## GIVEN EXERCISE
Find the string "Taxa" in the data, then copy every line where it is found.

** START SUPPLIED ENTRIES **

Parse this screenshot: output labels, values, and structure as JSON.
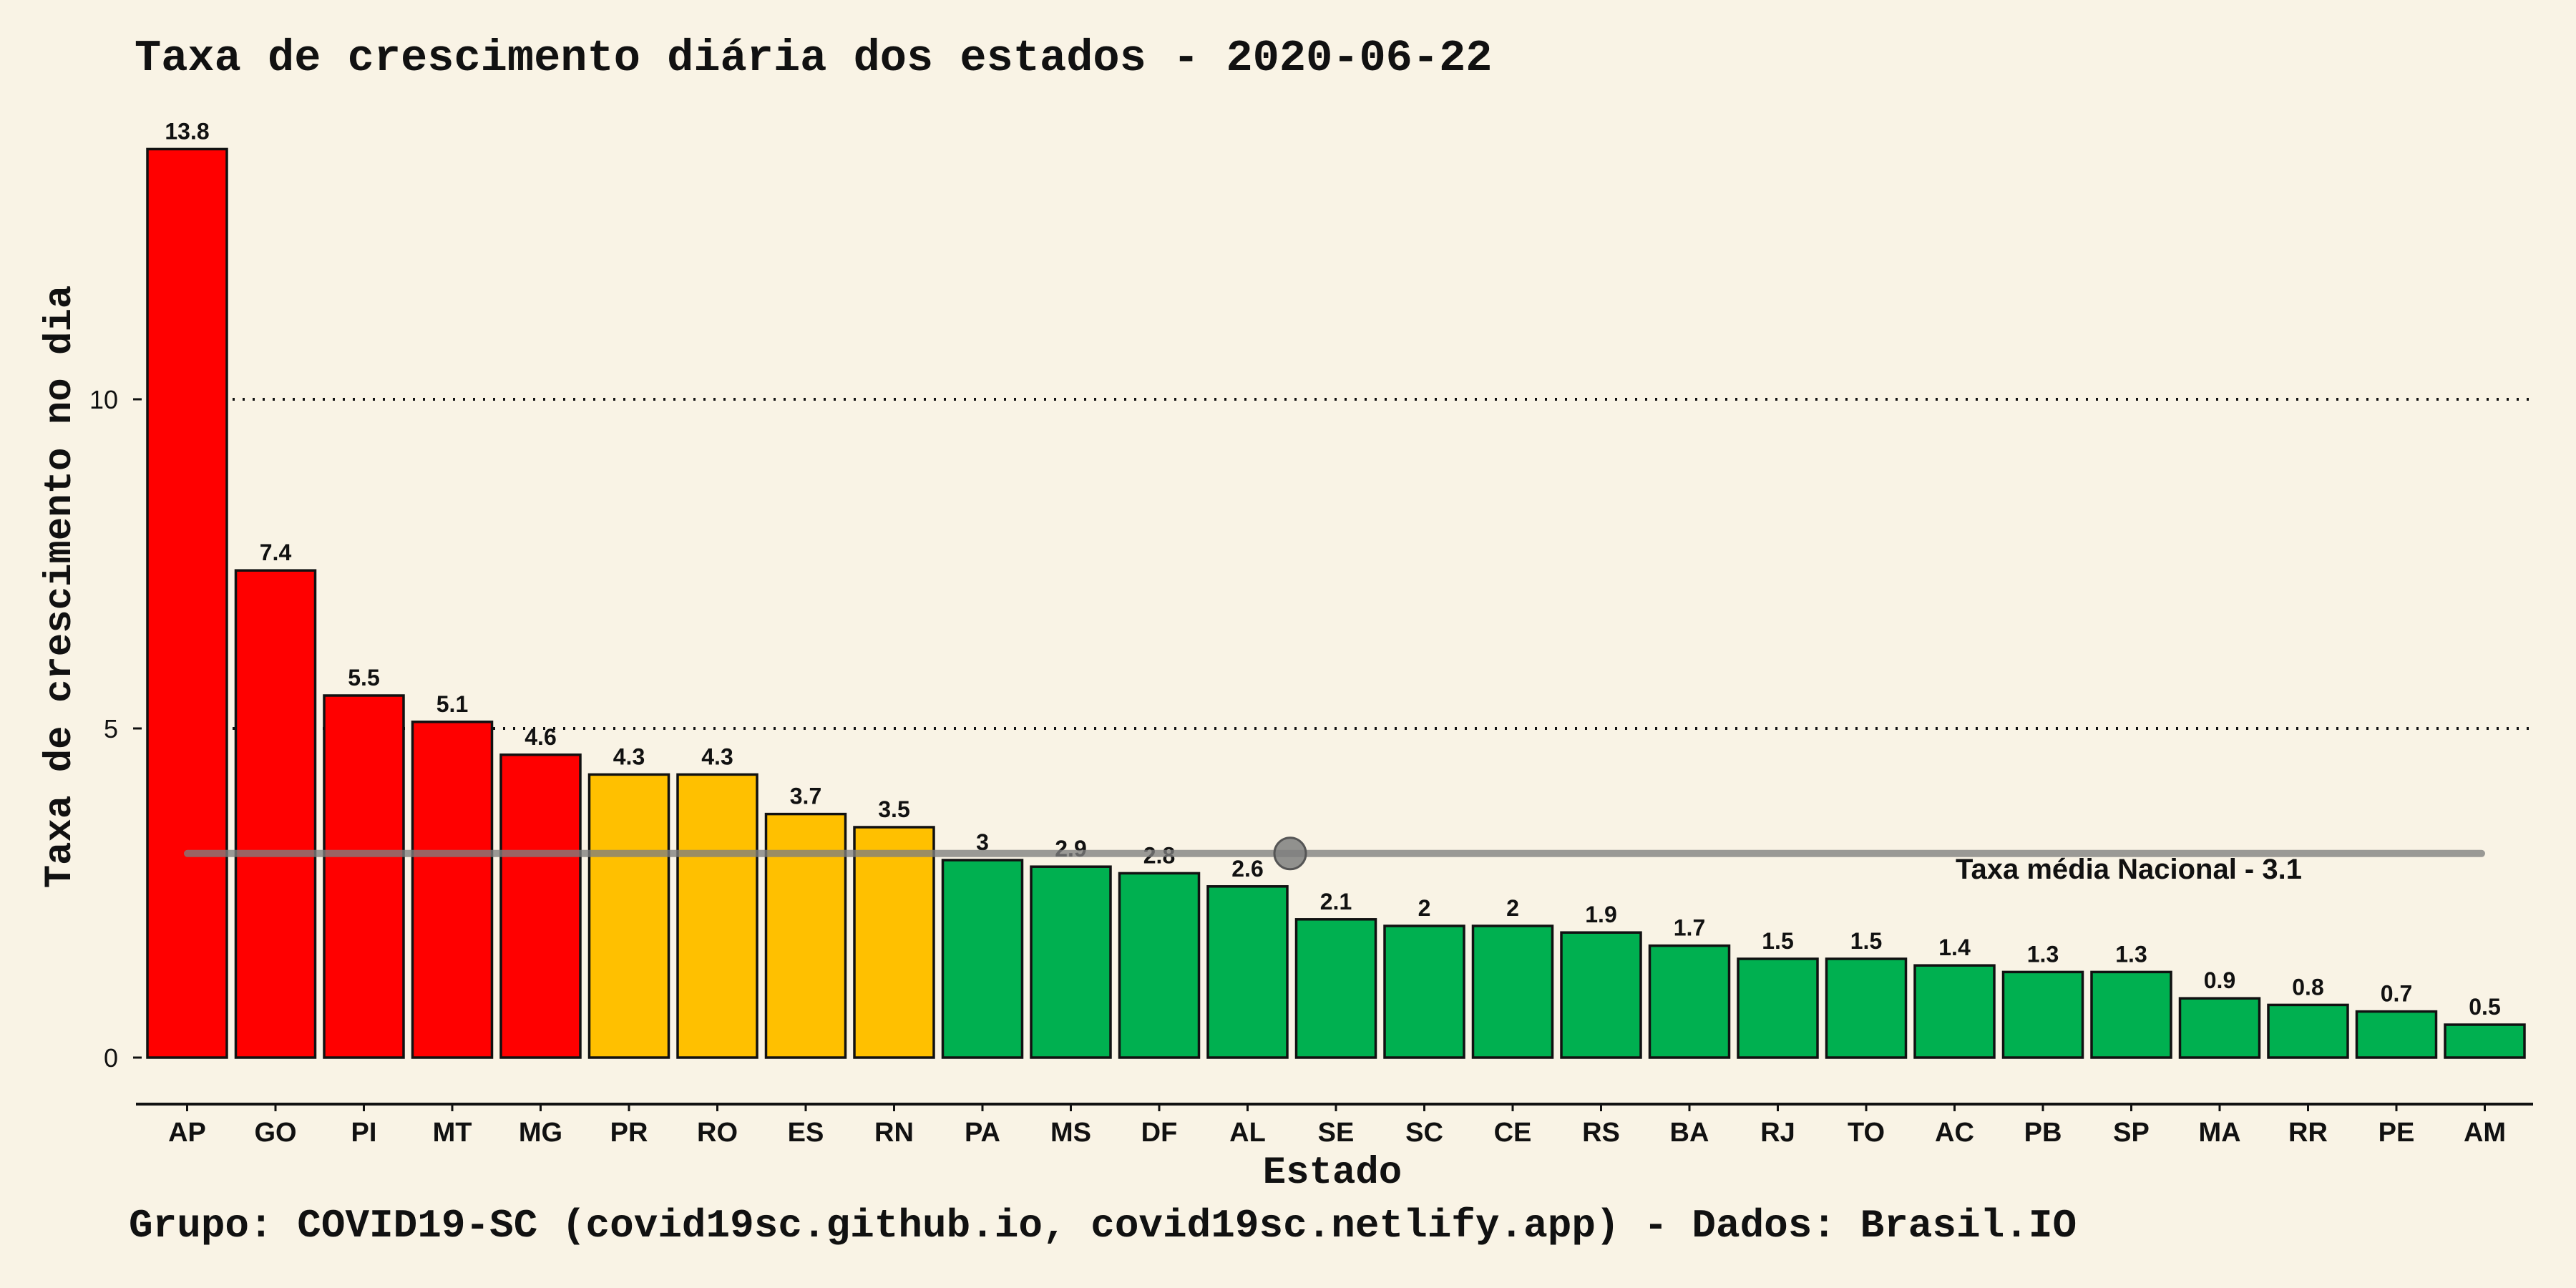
{
  "chart_data": {
    "type": "bar",
    "title": "Taxa de crescimento diária dos estados - 2020-06-22",
    "xlabel": "Estado",
    "ylabel": "Taxa de crescimento no dia",
    "ylim": [
      0,
      14
    ],
    "yticks": [
      0,
      5,
      10
    ],
    "grid": "horizontal-dotted",
    "categories": [
      "AP",
      "GO",
      "PI",
      "MT",
      "MG",
      "PR",
      "RO",
      "ES",
      "RN",
      "PA",
      "MS",
      "DF",
      "AL",
      "SE",
      "SC",
      "CE",
      "RS",
      "BA",
      "RJ",
      "TO",
      "AC",
      "PB",
      "SP",
      "MA",
      "RR",
      "PE",
      "AM"
    ],
    "values": [
      13.8,
      7.4,
      5.5,
      5.1,
      4.6,
      4.3,
      4.3,
      3.7,
      3.5,
      3.0,
      2.9,
      2.8,
      2.6,
      2.1,
      2.0,
      2.0,
      1.9,
      1.7,
      1.5,
      1.5,
      1.4,
      1.3,
      1.3,
      0.9,
      0.8,
      0.7,
      0.5
    ],
    "data_labels": [
      "13.8",
      "7.4",
      "5.5",
      "5.1",
      "4.6",
      "4.3",
      "4.3",
      "3.7",
      "3.5",
      "3",
      "2.9",
      "2.8",
      "2.6",
      "2.1",
      "2",
      "2",
      "1.9",
      "1.7",
      "1.5",
      "1.5",
      "1.4",
      "1.3",
      "1.3",
      "0.9",
      "0.8",
      "0.7",
      "0.5"
    ],
    "bar_colors": [
      "#ff0000",
      "#ff0000",
      "#ff0000",
      "#ff0000",
      "#ff0000",
      "#ffc000",
      "#ffc000",
      "#ffc000",
      "#ffc000",
      "#00b050",
      "#00b050",
      "#00b050",
      "#00b050",
      "#00b050",
      "#00b050",
      "#00b050",
      "#00b050",
      "#00b050",
      "#00b050",
      "#00b050",
      "#00b050",
      "#00b050",
      "#00b050",
      "#00b050",
      "#00b050",
      "#00b050",
      "#00b050"
    ],
    "reference_line": {
      "value": 3.1,
      "label": "Taxa média Nacional -  3.1",
      "color": "#7f7f7f"
    },
    "caption": "Grupo: COVID19-SC (covid19sc.github.io, covid19sc.netlify.app)   -  Dados: Brasil.IO"
  }
}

** END SUPPLIED ENTRIES **

## WRITTEN SOLUTION
    "title": "Taxa de crescimento diária dos estados - 2020-06-22",
    "ylabel": "Taxa de crescimento no dia",
      "label": "Taxa média Nacional -  3.1",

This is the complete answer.